- [DIRECTIONS]: Reproduce the rows verbatim, starting with the first line of the rows and continuing through the line containing "file-type-row: which is", with both ends included.

== == ==

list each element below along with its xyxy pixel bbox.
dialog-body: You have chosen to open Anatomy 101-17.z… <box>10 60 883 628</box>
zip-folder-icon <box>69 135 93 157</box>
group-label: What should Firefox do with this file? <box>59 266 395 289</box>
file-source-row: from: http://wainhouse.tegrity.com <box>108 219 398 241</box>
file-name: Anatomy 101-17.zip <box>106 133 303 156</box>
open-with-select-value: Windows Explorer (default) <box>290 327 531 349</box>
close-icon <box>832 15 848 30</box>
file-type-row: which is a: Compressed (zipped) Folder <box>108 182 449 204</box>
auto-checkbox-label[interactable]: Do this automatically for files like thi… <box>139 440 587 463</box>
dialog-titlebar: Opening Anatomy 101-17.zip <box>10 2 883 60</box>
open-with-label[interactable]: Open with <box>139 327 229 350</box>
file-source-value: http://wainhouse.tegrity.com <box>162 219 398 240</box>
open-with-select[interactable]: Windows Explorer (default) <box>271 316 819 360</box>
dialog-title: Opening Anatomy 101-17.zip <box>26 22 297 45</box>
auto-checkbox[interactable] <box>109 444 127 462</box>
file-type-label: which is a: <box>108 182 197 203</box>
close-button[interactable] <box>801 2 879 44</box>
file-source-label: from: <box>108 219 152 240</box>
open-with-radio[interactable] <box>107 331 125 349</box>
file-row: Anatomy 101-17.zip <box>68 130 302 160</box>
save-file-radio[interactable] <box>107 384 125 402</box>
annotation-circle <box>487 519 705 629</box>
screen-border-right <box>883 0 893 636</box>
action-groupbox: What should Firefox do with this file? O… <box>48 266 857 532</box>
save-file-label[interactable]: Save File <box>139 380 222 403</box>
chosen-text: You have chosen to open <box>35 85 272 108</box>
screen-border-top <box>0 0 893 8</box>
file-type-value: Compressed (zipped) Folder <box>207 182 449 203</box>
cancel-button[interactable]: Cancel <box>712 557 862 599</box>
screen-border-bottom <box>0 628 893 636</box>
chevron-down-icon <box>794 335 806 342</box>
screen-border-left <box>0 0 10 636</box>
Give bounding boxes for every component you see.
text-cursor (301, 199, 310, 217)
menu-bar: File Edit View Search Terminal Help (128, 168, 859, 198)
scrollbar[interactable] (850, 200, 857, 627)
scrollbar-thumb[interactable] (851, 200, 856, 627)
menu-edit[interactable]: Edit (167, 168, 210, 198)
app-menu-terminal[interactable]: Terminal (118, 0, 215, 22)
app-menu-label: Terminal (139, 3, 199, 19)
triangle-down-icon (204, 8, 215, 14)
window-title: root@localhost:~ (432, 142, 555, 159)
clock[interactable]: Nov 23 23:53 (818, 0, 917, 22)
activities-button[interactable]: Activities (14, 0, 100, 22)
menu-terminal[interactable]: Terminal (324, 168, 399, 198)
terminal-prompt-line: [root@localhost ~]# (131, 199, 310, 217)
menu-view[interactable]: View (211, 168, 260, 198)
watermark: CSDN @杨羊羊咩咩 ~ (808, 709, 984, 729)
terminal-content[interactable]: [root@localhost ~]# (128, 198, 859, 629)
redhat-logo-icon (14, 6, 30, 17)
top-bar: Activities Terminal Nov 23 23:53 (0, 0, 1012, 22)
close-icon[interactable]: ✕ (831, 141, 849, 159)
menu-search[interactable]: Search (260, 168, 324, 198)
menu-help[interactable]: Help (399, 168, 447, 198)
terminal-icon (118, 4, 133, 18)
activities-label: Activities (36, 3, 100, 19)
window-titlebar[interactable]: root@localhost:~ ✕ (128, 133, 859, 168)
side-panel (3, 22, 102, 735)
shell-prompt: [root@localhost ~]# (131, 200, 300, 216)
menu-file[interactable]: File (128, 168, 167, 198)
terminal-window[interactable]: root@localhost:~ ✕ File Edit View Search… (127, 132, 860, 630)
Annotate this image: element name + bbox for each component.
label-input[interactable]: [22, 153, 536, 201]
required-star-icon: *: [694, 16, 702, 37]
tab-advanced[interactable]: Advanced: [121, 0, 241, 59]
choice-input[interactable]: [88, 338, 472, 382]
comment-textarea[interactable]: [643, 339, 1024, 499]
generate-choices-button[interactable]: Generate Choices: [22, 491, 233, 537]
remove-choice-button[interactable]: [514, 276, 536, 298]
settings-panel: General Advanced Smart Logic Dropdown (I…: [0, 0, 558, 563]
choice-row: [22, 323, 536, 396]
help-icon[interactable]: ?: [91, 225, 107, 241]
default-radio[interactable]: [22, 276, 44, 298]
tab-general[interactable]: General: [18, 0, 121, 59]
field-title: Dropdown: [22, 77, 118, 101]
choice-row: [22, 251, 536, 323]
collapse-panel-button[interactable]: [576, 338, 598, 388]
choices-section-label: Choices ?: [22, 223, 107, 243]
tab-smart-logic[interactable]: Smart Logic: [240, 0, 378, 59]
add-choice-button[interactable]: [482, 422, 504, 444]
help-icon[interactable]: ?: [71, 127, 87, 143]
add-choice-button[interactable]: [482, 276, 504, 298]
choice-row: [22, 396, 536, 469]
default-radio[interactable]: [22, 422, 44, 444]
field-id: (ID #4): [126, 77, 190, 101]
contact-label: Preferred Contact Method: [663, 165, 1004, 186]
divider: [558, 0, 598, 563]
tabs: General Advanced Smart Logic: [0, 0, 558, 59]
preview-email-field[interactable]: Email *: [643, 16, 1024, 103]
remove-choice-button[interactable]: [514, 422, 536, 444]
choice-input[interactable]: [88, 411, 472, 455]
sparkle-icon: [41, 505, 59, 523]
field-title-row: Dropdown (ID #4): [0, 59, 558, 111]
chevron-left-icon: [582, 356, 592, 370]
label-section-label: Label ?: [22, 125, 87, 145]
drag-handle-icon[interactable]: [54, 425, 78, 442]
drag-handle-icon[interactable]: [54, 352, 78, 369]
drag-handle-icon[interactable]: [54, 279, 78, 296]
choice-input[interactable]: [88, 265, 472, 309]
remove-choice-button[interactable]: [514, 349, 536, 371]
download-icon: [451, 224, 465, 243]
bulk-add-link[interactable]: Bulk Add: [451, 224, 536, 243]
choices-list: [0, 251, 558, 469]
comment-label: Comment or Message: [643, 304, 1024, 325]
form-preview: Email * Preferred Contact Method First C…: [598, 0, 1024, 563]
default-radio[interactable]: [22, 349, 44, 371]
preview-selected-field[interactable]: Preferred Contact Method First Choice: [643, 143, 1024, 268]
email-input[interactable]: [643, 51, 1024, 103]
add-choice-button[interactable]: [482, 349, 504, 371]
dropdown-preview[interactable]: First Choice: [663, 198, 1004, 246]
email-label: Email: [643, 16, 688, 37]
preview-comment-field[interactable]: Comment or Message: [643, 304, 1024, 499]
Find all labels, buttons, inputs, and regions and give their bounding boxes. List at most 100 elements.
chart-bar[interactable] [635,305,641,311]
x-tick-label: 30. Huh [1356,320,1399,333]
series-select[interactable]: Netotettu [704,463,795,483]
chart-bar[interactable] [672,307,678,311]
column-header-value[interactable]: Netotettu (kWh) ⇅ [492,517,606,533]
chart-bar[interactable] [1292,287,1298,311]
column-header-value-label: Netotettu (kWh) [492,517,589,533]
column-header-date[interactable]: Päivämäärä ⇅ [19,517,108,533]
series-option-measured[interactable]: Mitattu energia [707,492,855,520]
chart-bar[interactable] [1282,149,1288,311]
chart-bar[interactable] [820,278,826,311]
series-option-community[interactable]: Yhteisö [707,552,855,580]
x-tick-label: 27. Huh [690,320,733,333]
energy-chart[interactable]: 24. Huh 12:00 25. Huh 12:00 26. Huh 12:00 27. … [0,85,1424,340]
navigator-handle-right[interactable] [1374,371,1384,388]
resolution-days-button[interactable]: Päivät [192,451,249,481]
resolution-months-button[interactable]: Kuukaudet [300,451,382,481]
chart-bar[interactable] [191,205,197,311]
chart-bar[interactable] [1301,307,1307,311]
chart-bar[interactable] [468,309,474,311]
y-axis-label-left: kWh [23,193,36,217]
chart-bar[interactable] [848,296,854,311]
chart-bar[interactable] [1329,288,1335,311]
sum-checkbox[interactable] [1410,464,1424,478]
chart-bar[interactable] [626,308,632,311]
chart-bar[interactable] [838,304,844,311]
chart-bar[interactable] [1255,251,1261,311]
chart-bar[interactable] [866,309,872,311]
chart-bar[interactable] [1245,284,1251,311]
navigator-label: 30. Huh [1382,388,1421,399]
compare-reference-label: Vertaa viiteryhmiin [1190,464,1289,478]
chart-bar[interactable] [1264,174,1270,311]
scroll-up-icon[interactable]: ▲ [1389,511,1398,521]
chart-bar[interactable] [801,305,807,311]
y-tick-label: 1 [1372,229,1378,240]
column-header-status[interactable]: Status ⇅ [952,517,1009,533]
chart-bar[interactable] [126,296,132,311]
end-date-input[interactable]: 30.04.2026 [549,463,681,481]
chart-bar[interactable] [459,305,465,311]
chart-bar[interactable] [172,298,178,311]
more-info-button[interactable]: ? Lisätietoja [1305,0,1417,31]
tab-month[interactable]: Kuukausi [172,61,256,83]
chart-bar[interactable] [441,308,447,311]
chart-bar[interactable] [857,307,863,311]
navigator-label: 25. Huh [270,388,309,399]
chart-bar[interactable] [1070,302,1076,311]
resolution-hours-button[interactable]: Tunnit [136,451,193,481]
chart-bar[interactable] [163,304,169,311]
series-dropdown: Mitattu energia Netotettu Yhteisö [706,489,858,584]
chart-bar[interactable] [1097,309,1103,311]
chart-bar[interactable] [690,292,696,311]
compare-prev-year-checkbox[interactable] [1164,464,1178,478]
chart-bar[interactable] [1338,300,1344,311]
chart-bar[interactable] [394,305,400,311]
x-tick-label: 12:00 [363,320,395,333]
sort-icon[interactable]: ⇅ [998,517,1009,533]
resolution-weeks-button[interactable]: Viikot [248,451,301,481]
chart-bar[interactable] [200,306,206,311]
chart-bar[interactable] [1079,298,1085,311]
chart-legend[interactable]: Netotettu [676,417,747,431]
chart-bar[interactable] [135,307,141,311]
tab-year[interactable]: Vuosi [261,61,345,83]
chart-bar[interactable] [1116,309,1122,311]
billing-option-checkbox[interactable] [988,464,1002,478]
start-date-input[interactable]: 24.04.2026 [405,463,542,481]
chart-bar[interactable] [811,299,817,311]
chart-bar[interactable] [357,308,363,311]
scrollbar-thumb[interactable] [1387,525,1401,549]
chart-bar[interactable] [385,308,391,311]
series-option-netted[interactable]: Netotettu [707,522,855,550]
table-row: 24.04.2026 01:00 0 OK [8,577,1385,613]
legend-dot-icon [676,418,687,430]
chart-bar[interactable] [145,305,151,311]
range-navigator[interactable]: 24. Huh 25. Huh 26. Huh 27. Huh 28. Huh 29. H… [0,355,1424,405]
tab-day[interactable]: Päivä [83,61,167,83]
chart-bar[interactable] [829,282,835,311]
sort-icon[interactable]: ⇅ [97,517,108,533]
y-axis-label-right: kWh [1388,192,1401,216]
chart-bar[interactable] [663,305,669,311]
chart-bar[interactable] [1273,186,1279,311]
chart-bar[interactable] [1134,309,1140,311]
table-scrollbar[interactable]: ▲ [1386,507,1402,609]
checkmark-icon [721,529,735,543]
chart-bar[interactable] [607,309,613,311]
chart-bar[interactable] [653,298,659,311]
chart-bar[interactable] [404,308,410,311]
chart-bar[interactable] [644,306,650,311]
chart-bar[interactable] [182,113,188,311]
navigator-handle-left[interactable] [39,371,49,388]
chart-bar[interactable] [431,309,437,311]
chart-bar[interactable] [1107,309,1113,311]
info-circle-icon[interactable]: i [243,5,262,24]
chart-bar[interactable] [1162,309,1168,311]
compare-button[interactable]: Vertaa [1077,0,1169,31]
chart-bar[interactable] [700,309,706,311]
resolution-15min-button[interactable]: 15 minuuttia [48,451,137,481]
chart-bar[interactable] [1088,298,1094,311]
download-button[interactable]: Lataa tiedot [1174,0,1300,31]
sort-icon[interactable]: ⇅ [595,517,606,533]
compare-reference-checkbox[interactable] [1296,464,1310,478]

== == ==

- [RIGHT ANSWER]:
list each element below along with its xyxy pixel bbox.
dialog-body: You have chosen to open Anatomy 101-17.z… <box>10 60 883 628</box>
zip-folder-icon <box>69 135 93 157</box>
group-label: What should Firefox do with this file? <box>59 266 395 289</box>
file-source-row: from: http://wainhouse.tegrity.com <box>108 219 398 241</box>
file-name: Anatomy 101-17.zip <box>106 133 303 156</box>
open-with-select-value: Windows Explorer (default) <box>290 327 531 349</box>
close-icon <box>832 15 848 30</box>
file-type-row: which is a: Compressed (zipped) Folder <box>108 182 449 204</box>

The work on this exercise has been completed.